### [The task]
Without including any images, repeat the data exactly.

>> start

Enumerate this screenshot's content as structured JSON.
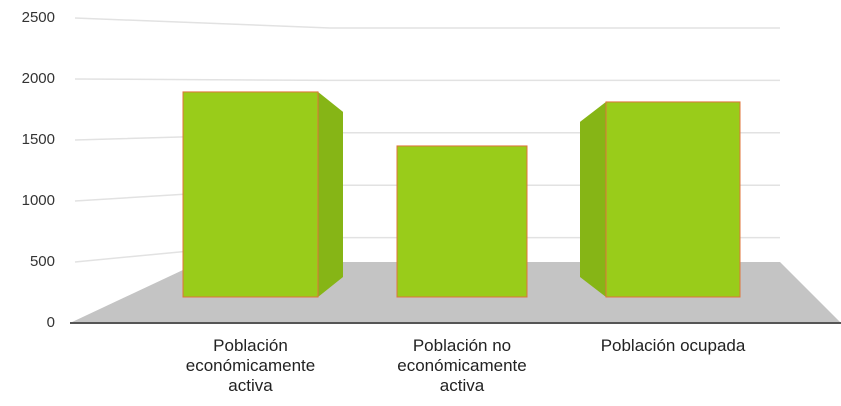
{
  "chart_data": {
    "type": "bar3d",
    "categories": [
      "Población económicamente activa",
      "Población no económicamente activa",
      "Población ocupada"
    ],
    "values": [
      2050,
      1510,
      1950
    ],
    "color": "#99cc1a",
    "ylim": [
      0,
      2500
    ],
    "yticks": [
      0,
      500,
      1000,
      1500,
      2000,
      2500
    ],
    "grid": true
  }
}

>> end

### [Exercise output]
Enumerate this screenshot's content as structured JSON.
{
  "chart_data": {
    "type": "bar3d",
    "categories": [
      "Población económicamente activa",
      "Población no económicamente activa",
      "Población ocupada"
    ],
    "values": [
      2050,
      1510,
      1950
    ],
    "color": "#99cc1a",
    "ylim": [
      0,
      2500
    ],
    "yticks": [
      0,
      500,
      1000,
      1500,
      2000,
      2500
    ],
    "grid": true
  }
}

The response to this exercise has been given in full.